[Collected data entries]
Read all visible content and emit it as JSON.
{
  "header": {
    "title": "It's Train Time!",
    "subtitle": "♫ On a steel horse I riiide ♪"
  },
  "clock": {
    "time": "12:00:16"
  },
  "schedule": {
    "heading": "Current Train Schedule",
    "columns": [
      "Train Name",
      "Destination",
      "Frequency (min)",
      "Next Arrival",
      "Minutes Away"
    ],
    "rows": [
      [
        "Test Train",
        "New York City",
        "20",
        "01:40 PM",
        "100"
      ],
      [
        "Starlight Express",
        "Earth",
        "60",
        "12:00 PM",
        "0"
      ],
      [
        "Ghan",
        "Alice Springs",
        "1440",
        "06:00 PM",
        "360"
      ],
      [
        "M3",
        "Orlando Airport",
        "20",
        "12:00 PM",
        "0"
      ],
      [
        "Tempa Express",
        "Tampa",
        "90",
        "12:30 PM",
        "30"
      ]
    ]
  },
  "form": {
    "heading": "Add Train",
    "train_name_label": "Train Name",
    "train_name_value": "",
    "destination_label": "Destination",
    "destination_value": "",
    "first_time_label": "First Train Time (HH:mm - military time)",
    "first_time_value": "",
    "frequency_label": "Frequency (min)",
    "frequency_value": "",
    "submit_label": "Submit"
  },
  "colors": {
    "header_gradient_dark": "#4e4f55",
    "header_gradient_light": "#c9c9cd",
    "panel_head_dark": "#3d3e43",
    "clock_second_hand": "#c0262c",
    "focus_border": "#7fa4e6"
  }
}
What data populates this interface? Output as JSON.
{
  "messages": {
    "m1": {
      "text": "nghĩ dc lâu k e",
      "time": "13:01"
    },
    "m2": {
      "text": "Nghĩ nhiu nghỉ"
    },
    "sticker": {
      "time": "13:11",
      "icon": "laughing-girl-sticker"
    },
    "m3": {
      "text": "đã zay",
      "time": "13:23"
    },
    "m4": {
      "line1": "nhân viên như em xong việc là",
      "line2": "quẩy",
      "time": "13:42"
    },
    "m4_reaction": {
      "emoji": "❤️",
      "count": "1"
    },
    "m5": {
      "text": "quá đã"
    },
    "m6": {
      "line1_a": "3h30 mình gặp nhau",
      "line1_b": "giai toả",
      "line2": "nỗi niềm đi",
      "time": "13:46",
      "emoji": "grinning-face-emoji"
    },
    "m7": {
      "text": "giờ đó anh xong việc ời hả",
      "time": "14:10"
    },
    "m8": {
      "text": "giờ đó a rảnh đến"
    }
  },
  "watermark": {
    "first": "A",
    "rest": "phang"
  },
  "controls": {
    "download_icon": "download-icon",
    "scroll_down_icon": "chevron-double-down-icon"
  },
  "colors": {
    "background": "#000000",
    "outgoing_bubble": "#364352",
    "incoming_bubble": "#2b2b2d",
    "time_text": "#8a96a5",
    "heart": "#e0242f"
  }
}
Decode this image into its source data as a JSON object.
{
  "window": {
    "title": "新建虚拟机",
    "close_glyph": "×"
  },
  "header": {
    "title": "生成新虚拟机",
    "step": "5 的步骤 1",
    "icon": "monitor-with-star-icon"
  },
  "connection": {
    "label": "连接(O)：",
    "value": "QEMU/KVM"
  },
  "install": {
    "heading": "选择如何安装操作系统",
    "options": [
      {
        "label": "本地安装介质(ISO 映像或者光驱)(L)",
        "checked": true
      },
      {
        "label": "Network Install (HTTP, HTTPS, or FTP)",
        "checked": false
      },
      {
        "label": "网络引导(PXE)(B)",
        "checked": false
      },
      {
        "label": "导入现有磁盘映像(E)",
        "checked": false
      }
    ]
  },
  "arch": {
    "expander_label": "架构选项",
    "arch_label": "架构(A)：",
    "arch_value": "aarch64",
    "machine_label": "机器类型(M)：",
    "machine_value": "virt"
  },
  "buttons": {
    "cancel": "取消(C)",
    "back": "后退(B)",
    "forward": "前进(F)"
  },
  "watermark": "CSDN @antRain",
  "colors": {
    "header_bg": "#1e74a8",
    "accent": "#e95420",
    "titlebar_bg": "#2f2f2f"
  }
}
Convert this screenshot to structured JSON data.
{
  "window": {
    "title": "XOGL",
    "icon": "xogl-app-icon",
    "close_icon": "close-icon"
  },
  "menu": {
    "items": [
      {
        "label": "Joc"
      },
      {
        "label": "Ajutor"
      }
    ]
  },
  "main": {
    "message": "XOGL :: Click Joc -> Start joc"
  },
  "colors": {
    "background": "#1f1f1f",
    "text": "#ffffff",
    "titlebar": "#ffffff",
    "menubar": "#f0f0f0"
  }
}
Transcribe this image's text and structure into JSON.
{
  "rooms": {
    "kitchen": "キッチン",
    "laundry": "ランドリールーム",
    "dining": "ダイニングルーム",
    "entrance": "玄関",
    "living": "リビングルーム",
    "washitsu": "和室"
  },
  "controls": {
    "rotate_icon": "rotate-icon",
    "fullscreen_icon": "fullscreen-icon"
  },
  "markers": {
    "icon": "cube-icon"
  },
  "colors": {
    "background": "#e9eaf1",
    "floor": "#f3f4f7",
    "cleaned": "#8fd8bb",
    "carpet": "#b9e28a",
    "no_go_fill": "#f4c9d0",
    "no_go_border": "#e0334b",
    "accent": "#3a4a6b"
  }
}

What the task asks
Restate the data above exactly, keeping each word as it stands.

The solution
Read all visible content and emit it as JSON.
{
  "header": {
    "title": "It's Train Time!",
    "subtitle": "♫ On a steel horse I riiide ♪"
  },
  "clock": {
    "time": "12:00:16"
  },
  "schedule": {
    "heading": "Current Train Schedule",
    "columns": [
      "Train Name",
      "Destination",
      "Frequency (min)",
      "Next Arrival",
      "Minutes Away"
    ],
    "rows": [
      [
        "Test Train",
        "New York City",
        "20",
        "01:40 PM",
        "100"
      ],
      [
        "Starlight Express",
        "Earth",
        "60",
        "12:00 PM",
        "0"
      ],
      [
        "Ghan",
        "Alice Springs",
        "1440",
        "06:00 PM",
        "360"
      ],
      [
        "M3",
        "Orlando Airport",
        "20",
        "12:00 PM",
        "0"
      ],
      [
        "Tempa Express",
        "Tampa",
        "90",
        "12:30 PM",
        "30"
      ]
    ]
  },
  "form": {
    "heading": "Add Train",
    "train_name_label": "Train Name",
    "train_name_value": "",
    "destination_label": "Destination",
    "destination_value": "",
    "first_time_label": "First Train Time (HH:mm - military time)",
    "first_time_value": "",
    "frequency_label": "Frequency (min)",
    "frequency_value": "",
    "submit_label": "Submit"
  },
  "colors": {
    "header_gradient_dark": "#4e4f55",
    "header_gradient_light": "#c9c9cd",
    "panel_head_dark": "#3d3e43",
    "clock_second_hand": "#c0262c",
    "focus_border": "#7fa4e6"
  }
}
What data populates this interface? Output as JSON.
{
  "messages": {
    "m1": {
      "text": "nghĩ dc lâu k e",
      "time": "13:01"
    },
    "m2": {
      "text": "Nghĩ nhiu nghỉ"
    },
    "sticker": {
      "time": "13:11",
      "icon": "laughing-girl-sticker"
    },
    "m3": {
      "text": "đã zay",
      "time": "13:23"
    },
    "m4": {
      "line1": "nhân viên như em xong việc là",
      "line2": "quẩy",
      "time": "13:42"
    },
    "m4_reaction": {
      "emoji": "❤️",
      "count": "1"
    },
    "m5": {
      "text": "quá đã"
    },
    "m6": {
      "line1_a": "3h30 mình gặp nhau",
      "line1_b": "giai toả",
      "line2": "nỗi niềm đi",
      "time": "13:46",
      "emoji": "grinning-face-emoji"
    },
    "m7": {
      "text": "giờ đó anh xong việc ời hả",
      "time": "14:10"
    },
    "m8": {
      "text": "giờ đó a rảnh đến"
    }
  },
  "watermark": {
    "first": "A",
    "rest": "phang"
  },
  "controls": {
    "download_icon": "download-icon",
    "scroll_down_icon": "chevron-double-down-icon"
  },
  "colors": {
    "background": "#000000",
    "outgoing_bubble": "#364352",
    "incoming_bubble": "#2b2b2d",
    "time_text": "#8a96a5",
    "heart": "#e0242f"
  }
}
Decode this image into its source data as a JSON object.
{
  "window": {
    "title": "新建虚拟机",
    "close_glyph": "×"
  },
  "header": {
    "title": "生成新虚拟机",
    "step": "5 的步骤 1",
    "icon": "monitor-with-star-icon"
  },
  "connection": {
    "label": "连接(O)：",
    "value": "QEMU/KVM"
  },
  "install": {
    "heading": "选择如何安装操作系统",
    "options": [
      {
        "label": "本地安装介质(ISO 映像或者光驱)(L)",
        "checked": true
      },
      {
        "label": "Network Install (HTTP, HTTPS, or FTP)",
        "checked": false
      },
      {
        "label": "网络引导(PXE)(B)",
        "checked": false
      },
      {
        "label": "导入现有磁盘映像(E)",
        "checked": false
      }
    ]
  },
  "arch": {
    "expander_label": "架构选项",
    "arch_label": "架构(A)：",
    "arch_value": "aarch64",
    "machine_label": "机器类型(M)：",
    "machine_value": "virt"
  },
  "buttons": {
    "cancel": "取消(C)",
    "back": "后退(B)",
    "forward": "前进(F)"
  },
  "watermark": "CSDN @antRain",
  "colors": {
    "header_bg": "#1e74a8",
    "accent": "#e95420",
    "titlebar_bg": "#2f2f2f"
  }
}
Convert this screenshot to structured JSON data.
{
  "window": {
    "title": "XOGL",
    "icon": "xogl-app-icon",
    "close_icon": "close-icon"
  },
  "menu": {
    "items": [
      {
        "label": "Joc"
      },
      {
        "label": "Ajutor"
      }
    ]
  },
  "main": {
    "message": "XOGL :: Click Joc -> Start joc"
  },
  "colors": {
    "background": "#1f1f1f",
    "text": "#ffffff",
    "titlebar": "#ffffff",
    "menubar": "#f0f0f0"
  }
}
Transcribe this image's text and structure into JSON.
{
  "rooms": {
    "kitchen": "キッチン",
    "laundry": "ランドリールーム",
    "dining": "ダイニングルーム",
    "entrance": "玄関",
    "living": "リビングルーム",
    "washitsu": "和室"
  },
  "controls": {
    "rotate_icon": "rotate-icon",
    "fullscreen_icon": "fullscreen-icon"
  },
  "markers": {
    "icon": "cube-icon"
  },
  "colors": {
    "background": "#e9eaf1",
    "floor": "#f3f4f7",
    "cleaned": "#8fd8bb",
    "carpet": "#b9e28a",
    "no_go_fill": "#f4c9d0",
    "no_go_border": "#e0334b",
    "accent": "#3a4a6b"
  }
}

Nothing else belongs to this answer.